- What to do -
Search the data below for "JSON"; list each line that holds it.

- Data in this exercise -
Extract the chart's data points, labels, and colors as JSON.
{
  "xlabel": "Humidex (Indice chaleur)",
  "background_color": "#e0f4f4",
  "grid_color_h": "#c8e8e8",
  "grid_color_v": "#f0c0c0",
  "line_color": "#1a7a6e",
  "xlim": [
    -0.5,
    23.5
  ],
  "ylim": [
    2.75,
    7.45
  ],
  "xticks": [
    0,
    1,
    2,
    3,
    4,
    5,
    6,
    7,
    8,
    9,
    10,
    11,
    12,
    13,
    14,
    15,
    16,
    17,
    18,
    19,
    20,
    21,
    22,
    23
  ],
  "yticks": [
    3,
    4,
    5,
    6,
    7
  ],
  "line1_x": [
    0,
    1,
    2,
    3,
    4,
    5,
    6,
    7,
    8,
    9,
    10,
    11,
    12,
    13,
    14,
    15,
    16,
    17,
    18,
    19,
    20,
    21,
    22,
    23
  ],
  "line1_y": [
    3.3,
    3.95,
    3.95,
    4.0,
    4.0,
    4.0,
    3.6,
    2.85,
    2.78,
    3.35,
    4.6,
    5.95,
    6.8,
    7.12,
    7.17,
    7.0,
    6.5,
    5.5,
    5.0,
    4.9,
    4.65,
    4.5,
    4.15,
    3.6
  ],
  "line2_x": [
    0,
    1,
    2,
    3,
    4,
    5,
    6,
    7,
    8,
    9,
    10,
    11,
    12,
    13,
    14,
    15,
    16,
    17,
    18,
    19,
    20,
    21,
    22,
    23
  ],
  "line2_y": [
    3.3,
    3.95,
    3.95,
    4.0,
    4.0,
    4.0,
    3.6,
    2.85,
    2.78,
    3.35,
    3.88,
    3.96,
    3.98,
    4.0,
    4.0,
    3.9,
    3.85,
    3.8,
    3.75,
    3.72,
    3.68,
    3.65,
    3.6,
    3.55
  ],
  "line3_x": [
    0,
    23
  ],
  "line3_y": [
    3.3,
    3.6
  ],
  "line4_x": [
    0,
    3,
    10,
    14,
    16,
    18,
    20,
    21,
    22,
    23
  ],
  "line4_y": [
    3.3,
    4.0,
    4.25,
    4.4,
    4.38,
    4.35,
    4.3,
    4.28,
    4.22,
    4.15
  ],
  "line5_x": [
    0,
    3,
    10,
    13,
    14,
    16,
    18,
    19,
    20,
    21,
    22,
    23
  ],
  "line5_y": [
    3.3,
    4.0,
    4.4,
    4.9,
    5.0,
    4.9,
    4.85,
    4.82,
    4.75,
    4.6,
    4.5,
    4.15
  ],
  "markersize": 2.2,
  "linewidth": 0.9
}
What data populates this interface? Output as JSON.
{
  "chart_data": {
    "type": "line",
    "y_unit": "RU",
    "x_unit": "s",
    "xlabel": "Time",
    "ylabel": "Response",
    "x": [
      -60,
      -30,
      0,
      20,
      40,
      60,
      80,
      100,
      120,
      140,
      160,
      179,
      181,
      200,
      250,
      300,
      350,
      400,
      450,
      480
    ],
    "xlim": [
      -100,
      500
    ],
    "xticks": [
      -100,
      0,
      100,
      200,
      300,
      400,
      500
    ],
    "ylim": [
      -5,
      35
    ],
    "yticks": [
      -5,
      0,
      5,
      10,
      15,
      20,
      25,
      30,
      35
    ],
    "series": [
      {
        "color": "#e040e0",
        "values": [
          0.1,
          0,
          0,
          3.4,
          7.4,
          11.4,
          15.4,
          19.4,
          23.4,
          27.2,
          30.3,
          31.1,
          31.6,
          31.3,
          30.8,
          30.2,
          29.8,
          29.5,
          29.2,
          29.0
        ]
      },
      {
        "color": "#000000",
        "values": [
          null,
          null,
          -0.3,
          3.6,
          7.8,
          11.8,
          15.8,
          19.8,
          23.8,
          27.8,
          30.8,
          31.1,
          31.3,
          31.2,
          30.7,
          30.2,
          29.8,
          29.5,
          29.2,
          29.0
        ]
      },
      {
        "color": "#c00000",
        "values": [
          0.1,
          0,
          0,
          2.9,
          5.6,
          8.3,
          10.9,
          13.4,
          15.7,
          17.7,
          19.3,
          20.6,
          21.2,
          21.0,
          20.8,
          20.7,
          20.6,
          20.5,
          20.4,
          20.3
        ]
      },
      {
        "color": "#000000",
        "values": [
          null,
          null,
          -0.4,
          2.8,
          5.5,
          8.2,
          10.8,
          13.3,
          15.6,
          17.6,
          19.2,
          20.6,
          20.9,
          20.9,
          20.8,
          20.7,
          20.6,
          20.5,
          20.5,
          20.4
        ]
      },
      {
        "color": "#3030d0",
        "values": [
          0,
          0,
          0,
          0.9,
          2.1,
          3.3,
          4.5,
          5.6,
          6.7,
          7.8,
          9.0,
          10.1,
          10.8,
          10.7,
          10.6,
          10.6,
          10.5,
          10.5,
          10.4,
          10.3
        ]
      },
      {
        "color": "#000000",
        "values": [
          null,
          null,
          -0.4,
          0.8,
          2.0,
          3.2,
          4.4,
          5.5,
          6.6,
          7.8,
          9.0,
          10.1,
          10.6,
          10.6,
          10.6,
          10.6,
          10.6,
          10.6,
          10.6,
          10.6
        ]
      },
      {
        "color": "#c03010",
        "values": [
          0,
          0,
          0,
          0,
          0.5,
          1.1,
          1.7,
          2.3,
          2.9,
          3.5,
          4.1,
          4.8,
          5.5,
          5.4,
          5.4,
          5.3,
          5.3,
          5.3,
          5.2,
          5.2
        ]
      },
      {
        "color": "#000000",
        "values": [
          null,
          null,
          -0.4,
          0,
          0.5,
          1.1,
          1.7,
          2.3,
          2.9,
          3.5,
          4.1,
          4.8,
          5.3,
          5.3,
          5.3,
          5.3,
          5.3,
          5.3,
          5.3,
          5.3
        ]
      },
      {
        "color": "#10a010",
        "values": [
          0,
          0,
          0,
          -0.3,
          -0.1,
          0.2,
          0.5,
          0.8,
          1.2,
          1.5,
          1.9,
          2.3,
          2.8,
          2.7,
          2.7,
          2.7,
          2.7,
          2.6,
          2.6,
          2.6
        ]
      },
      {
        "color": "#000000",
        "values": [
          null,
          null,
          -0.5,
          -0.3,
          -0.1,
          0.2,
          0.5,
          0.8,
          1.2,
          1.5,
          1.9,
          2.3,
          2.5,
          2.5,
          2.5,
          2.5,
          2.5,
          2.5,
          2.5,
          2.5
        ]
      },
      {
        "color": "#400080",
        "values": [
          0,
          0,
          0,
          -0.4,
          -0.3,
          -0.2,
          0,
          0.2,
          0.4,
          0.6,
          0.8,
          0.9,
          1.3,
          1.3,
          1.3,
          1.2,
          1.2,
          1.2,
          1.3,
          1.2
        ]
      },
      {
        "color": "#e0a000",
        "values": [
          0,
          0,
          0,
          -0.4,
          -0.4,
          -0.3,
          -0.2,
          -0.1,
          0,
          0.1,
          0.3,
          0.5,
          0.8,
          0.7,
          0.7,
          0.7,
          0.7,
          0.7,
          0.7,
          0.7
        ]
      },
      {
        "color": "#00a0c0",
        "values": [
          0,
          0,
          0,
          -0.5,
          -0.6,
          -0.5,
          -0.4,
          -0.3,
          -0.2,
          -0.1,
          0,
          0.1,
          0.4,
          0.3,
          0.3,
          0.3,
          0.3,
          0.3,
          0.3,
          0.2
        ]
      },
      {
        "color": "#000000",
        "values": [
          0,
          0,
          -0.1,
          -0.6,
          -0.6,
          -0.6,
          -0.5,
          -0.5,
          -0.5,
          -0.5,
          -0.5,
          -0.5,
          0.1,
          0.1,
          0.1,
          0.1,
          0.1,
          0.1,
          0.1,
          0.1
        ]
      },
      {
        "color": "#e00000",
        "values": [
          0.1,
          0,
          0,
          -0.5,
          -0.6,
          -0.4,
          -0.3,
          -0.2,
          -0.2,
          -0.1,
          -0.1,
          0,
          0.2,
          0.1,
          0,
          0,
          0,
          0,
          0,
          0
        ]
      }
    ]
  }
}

- The output -
Extract the chart's data points, labels, and colors as JSON.
What data populates this interface? Output as JSON.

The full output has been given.